### DIRECTIONS FOR THIS TASK
Return all of the data exactly, with nothing left out but the pictures.

### EXTRACTED MATERIAL
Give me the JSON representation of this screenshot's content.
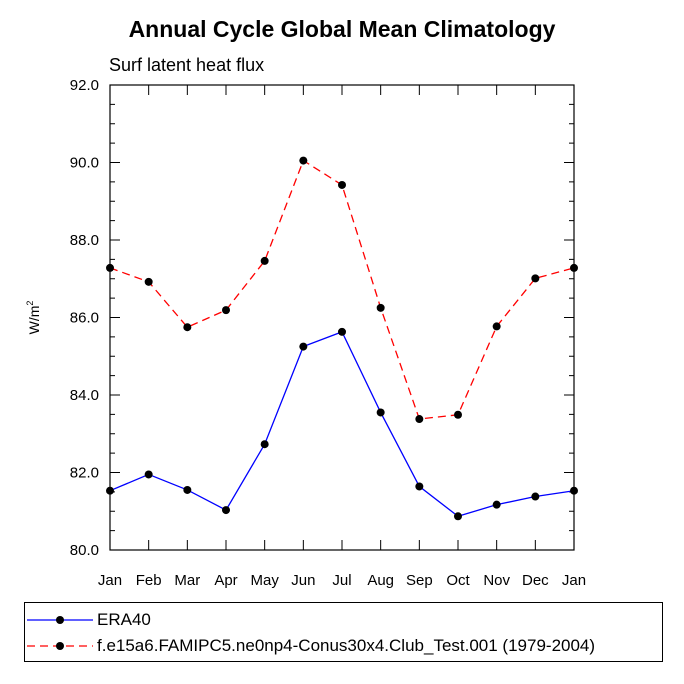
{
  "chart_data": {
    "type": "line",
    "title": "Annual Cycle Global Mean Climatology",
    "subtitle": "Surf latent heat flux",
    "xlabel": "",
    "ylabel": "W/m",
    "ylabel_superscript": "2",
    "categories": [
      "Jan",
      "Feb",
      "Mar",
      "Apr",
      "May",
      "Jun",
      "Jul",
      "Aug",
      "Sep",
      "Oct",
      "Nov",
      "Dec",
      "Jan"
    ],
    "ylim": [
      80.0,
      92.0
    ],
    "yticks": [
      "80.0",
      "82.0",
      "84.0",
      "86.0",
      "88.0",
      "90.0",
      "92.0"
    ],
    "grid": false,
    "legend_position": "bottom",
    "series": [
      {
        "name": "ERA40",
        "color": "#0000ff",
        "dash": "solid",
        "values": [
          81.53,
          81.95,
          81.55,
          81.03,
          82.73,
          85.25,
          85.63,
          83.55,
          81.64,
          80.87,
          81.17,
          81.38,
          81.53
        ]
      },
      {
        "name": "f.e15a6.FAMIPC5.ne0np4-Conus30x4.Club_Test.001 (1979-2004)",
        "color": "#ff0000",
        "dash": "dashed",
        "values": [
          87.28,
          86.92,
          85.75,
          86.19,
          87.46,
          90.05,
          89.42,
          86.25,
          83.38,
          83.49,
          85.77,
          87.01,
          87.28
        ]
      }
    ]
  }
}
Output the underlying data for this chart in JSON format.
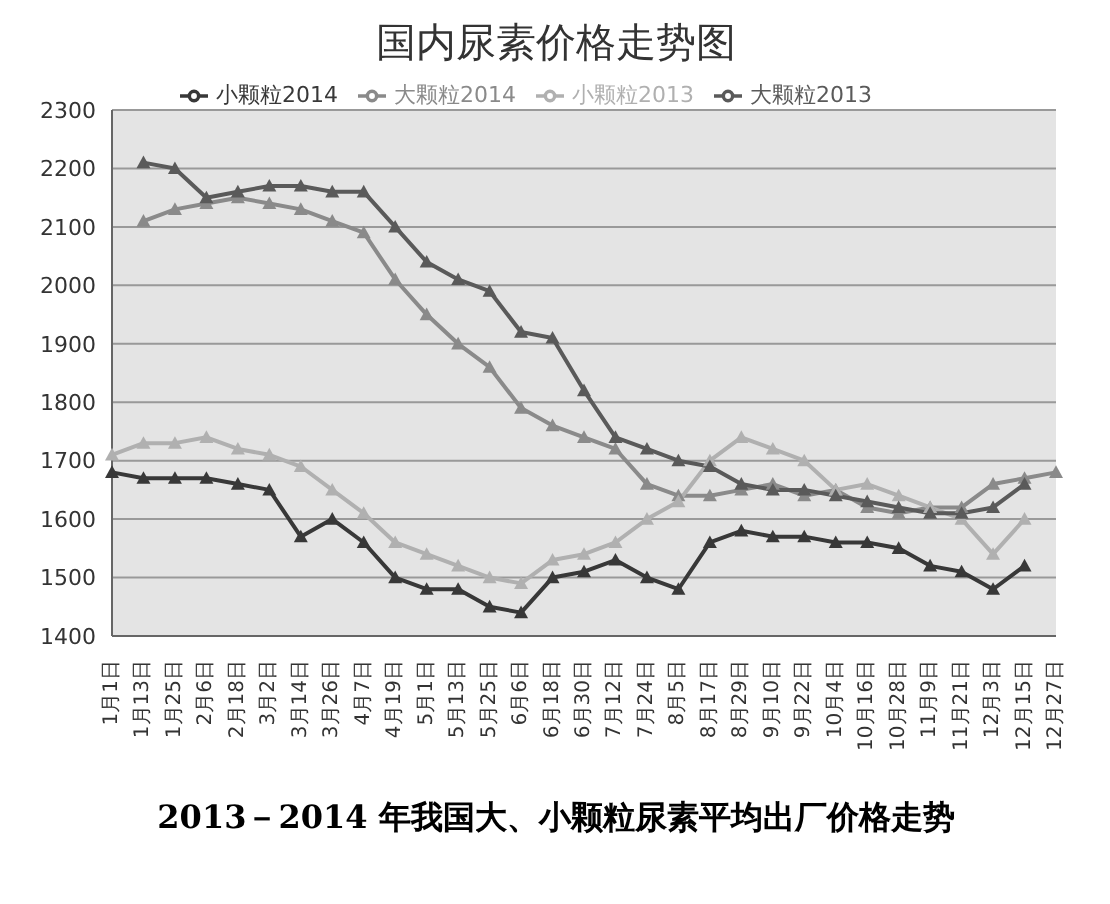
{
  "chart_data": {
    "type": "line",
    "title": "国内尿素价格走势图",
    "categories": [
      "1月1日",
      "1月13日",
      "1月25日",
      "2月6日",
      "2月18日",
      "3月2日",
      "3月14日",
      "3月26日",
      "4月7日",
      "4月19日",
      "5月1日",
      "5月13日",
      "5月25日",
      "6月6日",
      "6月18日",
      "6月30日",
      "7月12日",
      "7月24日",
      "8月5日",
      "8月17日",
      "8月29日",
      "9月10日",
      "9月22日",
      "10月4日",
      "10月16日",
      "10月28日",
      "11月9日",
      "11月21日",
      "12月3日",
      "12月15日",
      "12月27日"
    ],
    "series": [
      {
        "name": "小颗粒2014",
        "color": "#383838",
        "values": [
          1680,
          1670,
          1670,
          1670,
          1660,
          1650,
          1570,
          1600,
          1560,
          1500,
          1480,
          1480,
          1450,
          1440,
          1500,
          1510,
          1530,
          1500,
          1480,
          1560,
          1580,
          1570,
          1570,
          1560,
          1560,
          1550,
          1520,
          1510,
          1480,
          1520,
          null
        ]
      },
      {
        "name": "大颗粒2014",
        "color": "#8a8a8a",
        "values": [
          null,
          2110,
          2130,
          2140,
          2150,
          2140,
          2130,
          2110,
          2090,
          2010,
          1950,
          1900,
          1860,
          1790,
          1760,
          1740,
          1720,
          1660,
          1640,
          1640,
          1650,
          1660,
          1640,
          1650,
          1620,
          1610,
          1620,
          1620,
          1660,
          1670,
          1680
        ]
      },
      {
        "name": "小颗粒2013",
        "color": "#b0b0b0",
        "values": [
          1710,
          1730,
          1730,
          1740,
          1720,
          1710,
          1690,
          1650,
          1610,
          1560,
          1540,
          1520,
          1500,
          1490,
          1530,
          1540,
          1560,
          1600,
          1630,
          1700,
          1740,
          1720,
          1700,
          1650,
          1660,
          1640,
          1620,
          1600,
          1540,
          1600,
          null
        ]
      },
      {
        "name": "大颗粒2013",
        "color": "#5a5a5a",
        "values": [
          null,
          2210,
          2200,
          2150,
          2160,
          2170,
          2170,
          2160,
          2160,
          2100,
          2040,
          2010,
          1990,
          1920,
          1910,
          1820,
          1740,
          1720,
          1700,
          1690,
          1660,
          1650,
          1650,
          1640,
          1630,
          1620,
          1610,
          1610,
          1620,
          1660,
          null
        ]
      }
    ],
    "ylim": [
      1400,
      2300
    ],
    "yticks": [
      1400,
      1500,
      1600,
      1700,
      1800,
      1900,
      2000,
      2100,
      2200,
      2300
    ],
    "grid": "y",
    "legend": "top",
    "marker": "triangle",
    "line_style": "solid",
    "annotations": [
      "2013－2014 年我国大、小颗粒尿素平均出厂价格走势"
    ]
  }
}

### FULL OUTPUT
Give me the JSON representation of this screenshot's content.
{
  "chart_data": {
    "type": "line",
    "title": "Annual Cycle Global Mean Climatology",
    "subtitle": "Surf latent heat flux",
    "xlabel": "",
    "ylabel": "W/m",
    "ylabel_superscript": "2",
    "categories": [
      "Jan",
      "Feb",
      "Mar",
      "Apr",
      "May",
      "Jun",
      "Jul",
      "Aug",
      "Sep",
      "Oct",
      "Nov",
      "Dec",
      "Jan"
    ],
    "ylim": [
      80.0,
      92.0
    ],
    "yticks": [
      "80.0",
      "82.0",
      "84.0",
      "86.0",
      "88.0",
      "90.0",
      "92.0"
    ],
    "grid": false,
    "legend_position": "bottom",
    "series": [
      {
        "name": "ERA40",
        "color": "#0000ff",
        "dash": "solid",
        "values": [
          81.53,
          81.95,
          81.55,
          81.03,
          82.73,
          85.25,
          85.63,
          83.55,
          81.64,
          80.87,
          81.17,
          81.38,
          81.53
        ]
      },
      {
        "name": "f.e15a6.FAMIPC5.ne0np4-Conus30x4.Club_Test.001 (1979-2004)",
        "color": "#ff0000",
        "dash": "dashed",
        "values": [
          87.28,
          86.92,
          85.75,
          86.19,
          87.46,
          90.05,
          89.42,
          86.25,
          83.38,
          83.49,
          85.77,
          87.01,
          87.28
        ]
      }
    ]
  }
}
Output the underlying data for this chart in JSON format.
{
  "chart_data": {
    "type": "line",
    "title": "国内尿素价格走势图",
    "categories": [
      "1月1日",
      "1月13日",
      "1月25日",
      "2月6日",
      "2月18日",
      "3月2日",
      "3月14日",
      "3月26日",
      "4月7日",
      "4月19日",
      "5月1日",
      "5月13日",
      "5月25日",
      "6月6日",
      "6月18日",
      "6月30日",
      "7月12日",
      "7月24日",
      "8月5日",
      "8月17日",
      "8月29日",
      "9月10日",
      "9月22日",
      "10月4日",
      "10月16日",
      "10月28日",
      "11月9日",
      "11月21日",
      "12月3日",
      "12月15日",
      "12月27日"
    ],
    "series": [
      {
        "name": "小颗粒2014",
        "color": "#383838",
        "values": [
          1680,
          1670,
          1670,
          1670,
          1660,
          1650,
          1570,
          1600,
          1560,
          1500,
          1480,
          1480,
          1450,
          1440,
          1500,
          1510,
          1530,
          1500,
          1480,
          1560,
          1580,
          1570,
          1570,
          1560,
          1560,
          1550,
          1520,
          1510,
          1480,
          1520,
          null
        ]
      },
      {
        "name": "大颗粒2014",
        "color": "#8a8a8a",
        "values": [
          null,
          2110,
          2130,
          2140,
          2150,
          2140,
          2130,
          2110,
          2090,
          2010,
          1950,
          1900,
          1860,
          1790,
          1760,
          1740,
          1720,
          1660,
          1640,
          1640,
          1650,
          1660,
          1640,
          1650,
          1620,
          1610,
          1620,
          1620,
          1660,
          1670,
          1680
        ]
      },
      {
        "name": "小颗粒2013",
        "color": "#b0b0b0",
        "values": [
          1710,
          1730,
          1730,
          1740,
          1720,
          1710,
          1690,
          1650,
          1610,
          1560,
          1540,
          1520,
          1500,
          1490,
          1530,
          1540,
          1560,
          1600,
          1630,
          1700,
          1740,
          1720,
          1700,
          1650,
          1660,
          1640,
          1620,
          1600,
          1540,
          1600,
          null
        ]
      },
      {
        "name": "大颗粒2013",
        "color": "#5a5a5a",
        "values": [
          null,
          2210,
          2200,
          2150,
          2160,
          2170,
          2170,
          2160,
          2160,
          2100,
          2040,
          2010,
          1990,
          1920,
          1910,
          1820,
          1740,
          1720,
          1700,
          1690,
          1660,
          1650,
          1650,
          1640,
          1630,
          1620,
          1610,
          1610,
          1620,
          1660,
          null
        ]
      }
    ],
    "ylim": [
      1400,
      2300
    ],
    "yticks": [
      1400,
      1500,
      1600,
      1700,
      1800,
      1900,
      2000,
      2100,
      2200,
      2300
    ],
    "grid": "y",
    "legend": "top",
    "marker": "triangle",
    "line_style": "solid",
    "annotations": [
      "2013－2014 年我国大、小颗粒尿素平均出厂价格走势"
    ]
  }
}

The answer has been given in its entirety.